- EXERCISE OBJECTIVE -
Repeat every record below exactly, omitting any pictures.

#### DATASET ####

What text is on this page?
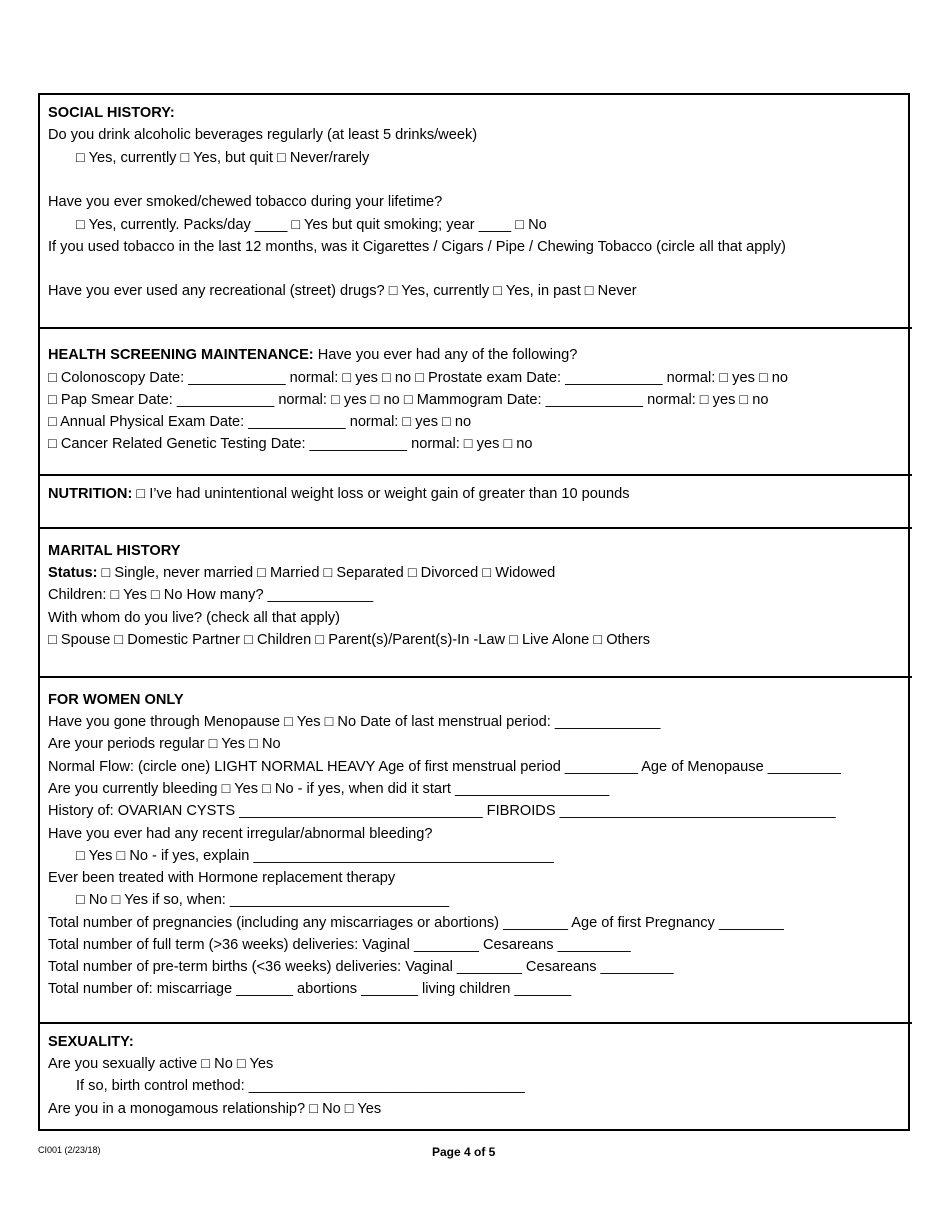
SOCIAL HISTORY:
Do you drink alcoholic beverages regularly (at least 5 drinks/week)
□ Yes, currently □ Yes, but quit □ Never/rarely
Have you ever smoked/chewed tobacco during your lifetime?
□ Yes, currently. Packs/day ____ □ Yes but quit smoking; year ____ □ No
If you used tobacco in the last 12 months, was it Cigarettes / Cigars / Pipe / Chewing Tobacco (circle all that apply)
Have you ever used any recreational (street) drugs? □ Yes, currently □ Yes, in past □ Never
HEALTH SCREENING MAINTENANCE: Have you ever had any of the following?
□ Colonoscopy Date: ____________ normal: □ yes □ no □ Prostate exam Date: ____________ normal: □ yes □ no
□ Pap Smear Date: ____________ normal: □ yes □ no □ Mammogram Date: ____________ normal: □ yes □ no
□ Annual Physical Exam Date: ____________ normal: □ yes □ no
□ Cancer Related Genetic Testing Date: ____________ normal: □ yes □ no
NUTRITION: □ I’ve had unintentional weight loss or weight gain of greater than 10 pounds
MARITAL HISTORY
Status: □ Single, never married □ Married □ Separated □ Divorced □ Widowed
Children: □ Yes □ No How many? _____________
With whom do you live? (check all that apply)
□ Spouse □ Domestic Partner □ Children □ Parent(s)/Parent(s)-In -Law □ Live Alone □ Others
FOR WOMEN ONLY
Have you gone through Menopause □ Yes □ No Date of last menstrual period: _____________
Are your periods regular □ Yes □ No
Normal Flow: (circle one) LIGHT NORMAL HEAVY Age of first menstrual period _________ Age of Menopause _________
Are you currently bleeding □ Yes □ No - if yes, when did it start ___________________
History of: OVARIAN CYSTS ______________________________ FIBROIDS __________________________________
Have you ever had any recent irregular/abnormal bleeding?
□ Yes □ No - if yes, explain _____________________________________
Ever been treated with Hormone replacement therapy
□ No □ Yes if so, when: ___________________________
Total number of pregnancies (including any miscarriages or abortions) ________ Age of first Pregnancy ________
Total number of full term (>36 weeks) deliveries: Vaginal ________ Cesareans _________
Total number of pre-term births (<36 weeks) deliveries: Vaginal ________ Cesareans _________
Total number of: miscarriage _______ abortions _______ living children _______
SEXUALITY:
Are you sexually active □ No □ Yes
If so, birth control method: __________________________________
Are you in a monogamous relationship? □ No □ Yes
CI001 (2/23/18)	Page 4 of 5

####

- SOLUTION TO THE PROBLEM -
What text is on this page?
SOCIAL HISTORY:
Do you drink alcoholic beverages regularly (at least 5 drinks/week)
□ Yes, currently □ Yes, but quit □ Never/rarely
Have you ever smoked/chewed tobacco during your lifetime?
□ Yes, currently. Packs/day ____ □ Yes but quit smoking; year ____ □ No
If you used tobacco in the last 12 months, was it Cigarettes / Cigars / Pipe / Chewing Tobacco (circle all that apply)
Have you ever used any recreational (street) drugs? □ Yes, currently □ Yes, in past □ Never
HEALTH SCREENING MAINTENANCE: Have you ever had any of the following?
□ Colonoscopy Date: ____________ normal: □ yes □ no □ Prostate exam Date: ____________ normal: □ yes □ no
□ Pap Smear Date: ____________ normal: □ yes □ no □ Mammogram Date: ____________ normal: □ yes □ no
□ Annual Physical Exam Date: ____________ normal: □ yes □ no
□ Cancer Related Genetic Testing Date: ____________ normal: □ yes □ no
NUTRITION: □ I’ve had unintentional weight loss or weight gain of greater than 10 pounds
MARITAL HISTORY
Status: □ Single, never married □ Married □ Separated □ Divorced □ Widowed
Children: □ Yes □ No How many? _____________
With whom do you live? (check all that apply)
□ Spouse □ Domestic Partner □ Children □ Parent(s)/Parent(s)-In -Law □ Live Alone □ Others
FOR WOMEN ONLY
Have you gone through Menopause □ Yes □ No Date of last menstrual period: _____________
Are your periods regular □ Yes □ No
Normal Flow: (circle one) LIGHT NORMAL HEAVY Age of first menstrual period _________ Age of Menopause _________
Are you currently bleeding □ Yes □ No - if yes, when did it start ___________________
History of: OVARIAN CYSTS ______________________________ FIBROIDS __________________________________
Have you ever had any recent irregular/abnormal bleeding?
□ Yes □ No - if yes, explain _____________________________________
Ever been treated with Hormone replacement therapy
□ No □ Yes if so, when: ___________________________
Total number of pregnancies (including any miscarriages or abortions) ________ Age of first Pregnancy ________
Total number of full term (>36 weeks) deliveries: Vaginal ________ Cesareans _________
Total number of pre-term births (<36 weeks) deliveries: Vaginal ________ Cesareans _________
Total number of: miscarriage _______ abortions _______ living children _______
SEXUALITY:
Are you sexually active □ No □ Yes
If so, birth control method: __________________________________
Are you in a monogamous relationship? □ No □ Yes
CI001 (2/23/18)	Page 4 of 5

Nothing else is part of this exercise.